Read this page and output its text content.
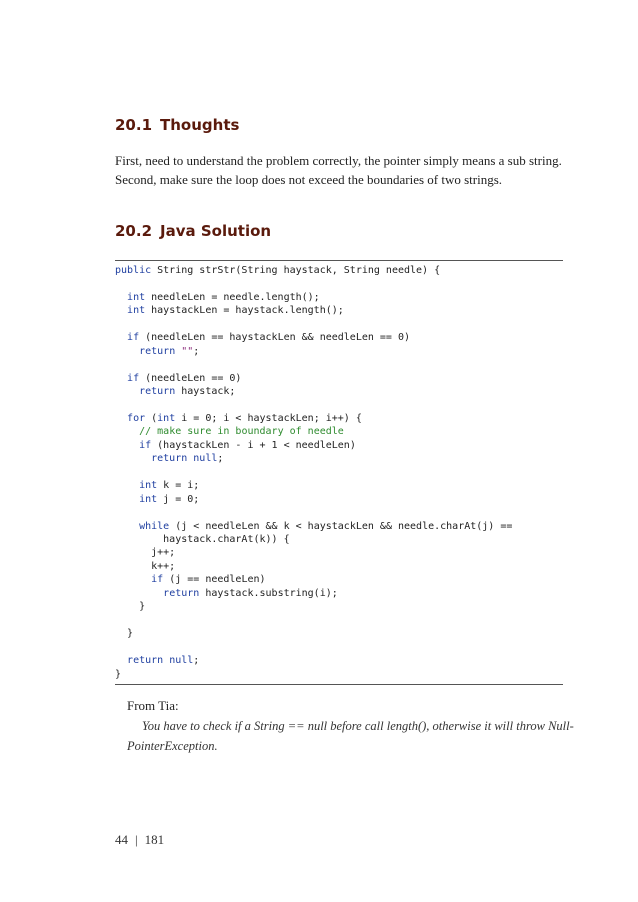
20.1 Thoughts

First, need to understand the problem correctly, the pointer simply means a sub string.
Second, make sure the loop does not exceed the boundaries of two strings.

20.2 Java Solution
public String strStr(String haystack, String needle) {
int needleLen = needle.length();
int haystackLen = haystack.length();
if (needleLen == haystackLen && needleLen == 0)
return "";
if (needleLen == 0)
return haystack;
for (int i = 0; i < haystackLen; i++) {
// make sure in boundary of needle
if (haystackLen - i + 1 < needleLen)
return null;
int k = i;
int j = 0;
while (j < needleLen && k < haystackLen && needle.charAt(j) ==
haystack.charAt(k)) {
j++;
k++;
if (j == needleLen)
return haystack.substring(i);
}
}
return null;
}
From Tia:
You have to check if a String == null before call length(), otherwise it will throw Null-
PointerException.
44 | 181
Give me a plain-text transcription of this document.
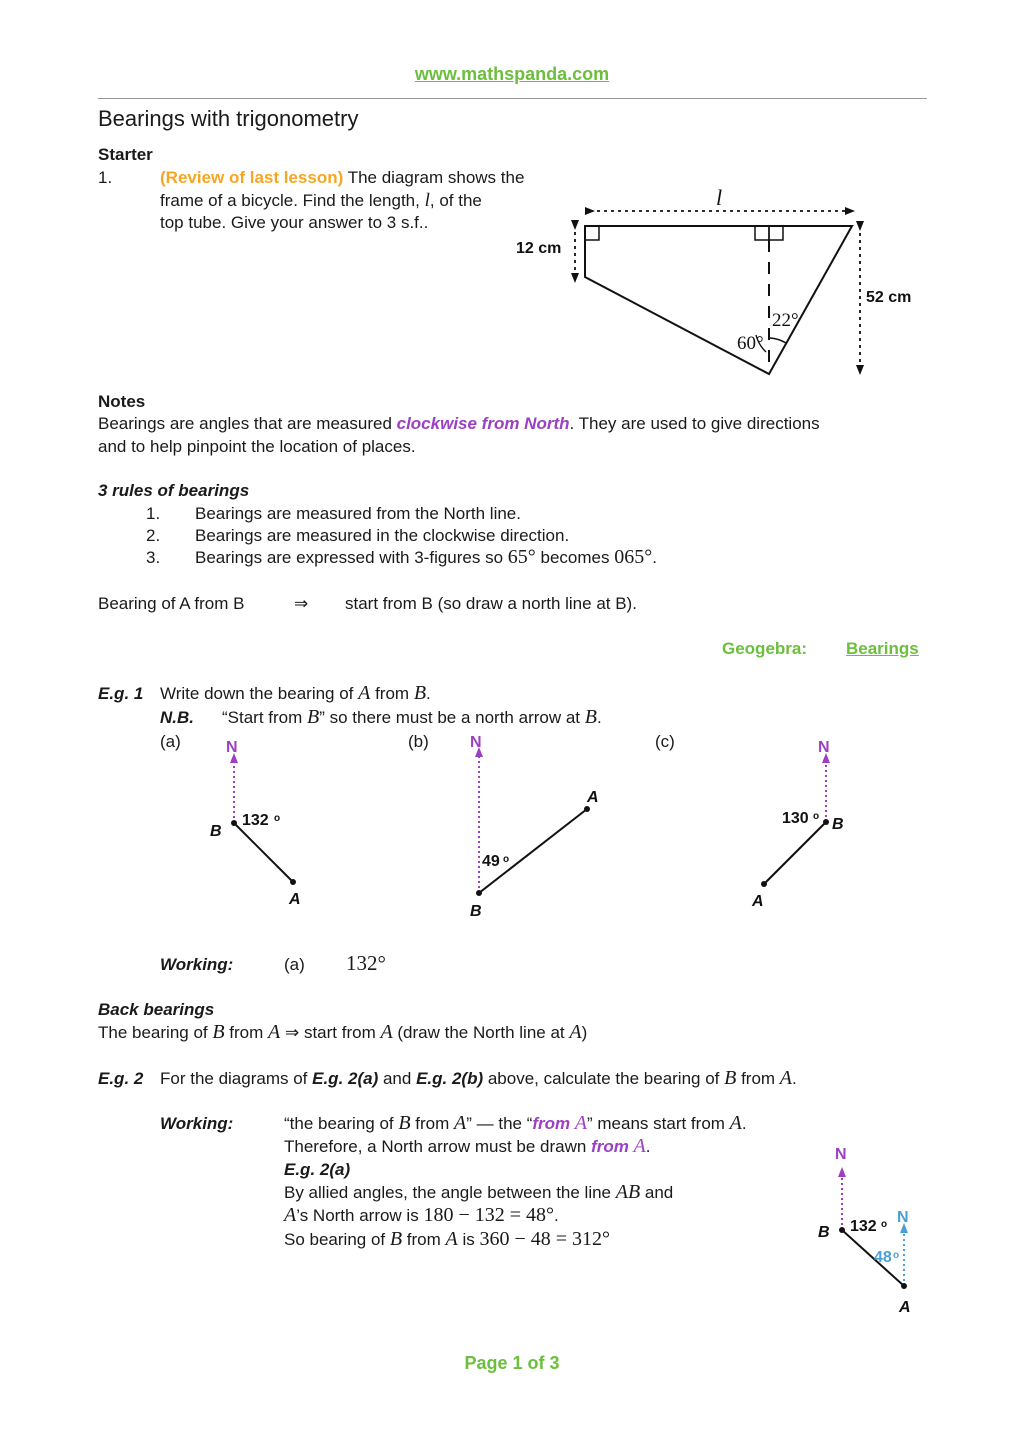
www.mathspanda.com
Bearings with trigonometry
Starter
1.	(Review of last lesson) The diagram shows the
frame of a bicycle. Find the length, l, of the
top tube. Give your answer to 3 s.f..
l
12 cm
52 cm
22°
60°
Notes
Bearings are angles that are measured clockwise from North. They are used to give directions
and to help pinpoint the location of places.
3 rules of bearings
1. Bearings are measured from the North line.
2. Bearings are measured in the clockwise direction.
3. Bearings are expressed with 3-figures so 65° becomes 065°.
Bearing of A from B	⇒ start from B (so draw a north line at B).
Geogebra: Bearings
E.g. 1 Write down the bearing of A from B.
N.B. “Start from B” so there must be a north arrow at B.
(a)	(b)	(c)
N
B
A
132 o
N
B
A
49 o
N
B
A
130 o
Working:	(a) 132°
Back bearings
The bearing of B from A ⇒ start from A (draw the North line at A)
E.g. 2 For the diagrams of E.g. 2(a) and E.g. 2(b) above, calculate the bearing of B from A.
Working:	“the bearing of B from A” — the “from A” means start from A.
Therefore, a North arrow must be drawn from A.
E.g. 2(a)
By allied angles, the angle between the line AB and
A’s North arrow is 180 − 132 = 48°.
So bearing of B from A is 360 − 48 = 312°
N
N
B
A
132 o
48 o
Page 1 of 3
· · · ·
**The exercise:** Every line above should be returned word for word, with the pictures left behind.

**Solved exercise:**
Read this page and output its text content.
20.1 Thoughts

First, need to understand the problem correctly, the pointer simply means a sub string.
Second, make sure the loop does not exceed the boundaries of two strings.

20.2 Java Solution
public String strStr(String haystack, String needle) {
int needleLen = needle.length();
int haystackLen = haystack.length();
if (needleLen == haystackLen && needleLen == 0)
return "";
if (needleLen == 0)
return haystack;
for (int i = 0; i < haystackLen; i++) {
// make sure in boundary of needle
if (haystackLen - i + 1 < needleLen)
return null;
int k = i;
int j = 0;
while (j < needleLen && k < haystackLen && needle.charAt(j) ==
haystack.charAt(k)) {
j++;
k++;
if (j == needleLen)
return haystack.substring(i);
}
}
return null;
}
From Tia:
You have to check if a String == null before call length(), otherwise it will throw Null-
PointerException.
44 | 181
Give me a plain-text transcription of this document.
www.mathspanda.com
Bearings with trigonometry
Starter
1.	(Review of last lesson) The diagram shows the
frame of a bicycle. Find the length, l, of the
top tube. Give your answer to 3 s.f..
l
12 cm
52 cm
22°
60°
Notes
Bearings are angles that are measured clockwise from North. They are used to give directions
and to help pinpoint the location of places.
3 rules of bearings
1. Bearings are measured from the North line.
2. Bearings are measured in the clockwise direction.
3. Bearings are expressed with 3-figures so 65° becomes 065°.
Bearing of A from B	⇒ start from B (so draw a north line at B).
Geogebra: Bearings
E.g. 1 Write down the bearing of A from B.
N.B. “Start from B” so there must be a north arrow at B.
(a)	(b)	(c)
N
B
A
132 o
N
B
A
49 o
N
B
A
130 o
Working:	(a) 132°
Back bearings
The bearing of B from A ⇒ start from A (draw the North line at A)
E.g. 2 For the diagrams of E.g. 2(a) and E.g. 2(b) above, calculate the bearing of B from A.
Working:	“the bearing of B from A” — the “from A” means start from A.
Therefore, a North arrow must be drawn from A.
E.g. 2(a)
By allied angles, the angle between the line AB and
A’s North arrow is 180 − 132 = 48°.
So bearing of B from A is 360 − 48 = 312°
N
N
B
A
132 o
48 o
Page 1 of 3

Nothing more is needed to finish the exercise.